(Stored items)
########################################

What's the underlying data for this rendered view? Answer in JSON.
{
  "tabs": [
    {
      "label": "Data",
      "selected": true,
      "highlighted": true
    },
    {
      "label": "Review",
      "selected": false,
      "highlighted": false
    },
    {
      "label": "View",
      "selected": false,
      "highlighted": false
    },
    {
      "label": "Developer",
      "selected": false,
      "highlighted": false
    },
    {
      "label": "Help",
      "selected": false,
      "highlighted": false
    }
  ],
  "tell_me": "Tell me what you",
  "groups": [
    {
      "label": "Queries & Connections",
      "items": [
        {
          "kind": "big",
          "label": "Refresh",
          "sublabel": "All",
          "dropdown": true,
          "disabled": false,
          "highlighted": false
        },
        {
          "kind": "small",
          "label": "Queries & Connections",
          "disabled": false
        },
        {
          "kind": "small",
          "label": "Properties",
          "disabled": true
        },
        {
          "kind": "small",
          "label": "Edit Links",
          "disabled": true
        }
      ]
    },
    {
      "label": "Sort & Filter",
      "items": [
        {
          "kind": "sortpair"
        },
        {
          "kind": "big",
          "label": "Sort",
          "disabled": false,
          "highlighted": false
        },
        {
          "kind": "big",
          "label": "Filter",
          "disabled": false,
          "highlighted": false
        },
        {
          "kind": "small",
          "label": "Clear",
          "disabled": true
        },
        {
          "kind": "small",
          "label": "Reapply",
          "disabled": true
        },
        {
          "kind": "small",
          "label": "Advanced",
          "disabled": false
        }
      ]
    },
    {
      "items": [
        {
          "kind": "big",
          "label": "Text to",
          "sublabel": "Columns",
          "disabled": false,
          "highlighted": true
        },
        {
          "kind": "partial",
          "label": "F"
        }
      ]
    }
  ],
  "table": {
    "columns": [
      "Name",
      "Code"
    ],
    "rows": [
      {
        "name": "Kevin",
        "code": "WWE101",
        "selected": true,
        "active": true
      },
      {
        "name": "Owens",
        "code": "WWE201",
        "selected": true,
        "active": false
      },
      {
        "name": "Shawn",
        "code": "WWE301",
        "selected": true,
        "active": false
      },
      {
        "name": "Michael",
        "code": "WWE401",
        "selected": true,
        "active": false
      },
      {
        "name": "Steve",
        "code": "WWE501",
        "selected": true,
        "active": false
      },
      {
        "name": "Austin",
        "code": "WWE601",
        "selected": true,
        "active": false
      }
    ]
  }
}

########################################

# DIRECTIONS FOR THIS TASK
Retype all of the data shown above, word for word.

# CORRECT RESPONSE
What's the underlying data for this rendered view? Answer in JSON.
{
  "tabs": [
    {
      "label": "Data",
      "selected": true,
      "highlighted": true
    },
    {
      "label": "Review",
      "selected": false,
      "highlighted": false
    },
    {
      "label": "View",
      "selected": false,
      "highlighted": false
    },
    {
      "label": "Developer",
      "selected": false,
      "highlighted": false
    },
    {
      "label": "Help",
      "selected": false,
      "highlighted": false
    }
  ],
  "tell_me": "Tell me what you",
  "groups": [
    {
      "label": "Queries & Connections",
      "items": [
        {
          "kind": "big",
          "label": "Refresh",
          "sublabel": "All",
          "dropdown": true,
          "disabled": false,
          "highlighted": false
        },
        {
          "kind": "small",
          "label": "Queries & Connections",
          "disabled": false
        },
        {
          "kind": "small",
          "label": "Properties",
          "disabled": true
        },
        {
          "kind": "small",
          "label": "Edit Links",
          "disabled": true
        }
      ]
    },
    {
      "label": "Sort & Filter",
      "items": [
        {
          "kind": "sortpair"
        },
        {
          "kind": "big",
          "label": "Sort",
          "disabled": false,
          "highlighted": false
        },
        {
          "kind": "big",
          "label": "Filter",
          "disabled": false,
          "highlighted": false
        },
        {
          "kind": "small",
          "label": "Clear",
          "disabled": true
        },
        {
          "kind": "small",
          "label": "Reapply",
          "disabled": true
        },
        {
          "kind": "small",
          "label": "Advanced",
          "disabled": false
        }
      ]
    },
    {
      "items": [
        {
          "kind": "big",
          "label": "Text to",
          "sublabel": "Columns",
          "disabled": false,
          "highlighted": true
        },
        {
          "kind": "partial",
          "label": "F"
        }
      ]
    }
  ],
  "table": {
    "columns": [
      "Name",
      "Code"
    ],
    "rows": [
      {
        "name": "Kevin",
        "code": "WWE101",
        "selected": true,
        "active": true
      },
      {
        "name": "Owens",
        "code": "WWE201",
        "selected": true,
        "active": false
      },
      {
        "name": "Shawn",
        "code": "WWE301",
        "selected": true,
        "active": false
      },
      {
        "name": "Michael",
        "code": "WWE401",
        "selected": true,
        "active": false
      },
      {
        "name": "Steve",
        "code": "WWE501",
        "selected": true,
        "active": false
      },
      {
        "name": "Austin",
        "code": "WWE601",
        "selected": true,
        "active": false
      }
    ]
  }
}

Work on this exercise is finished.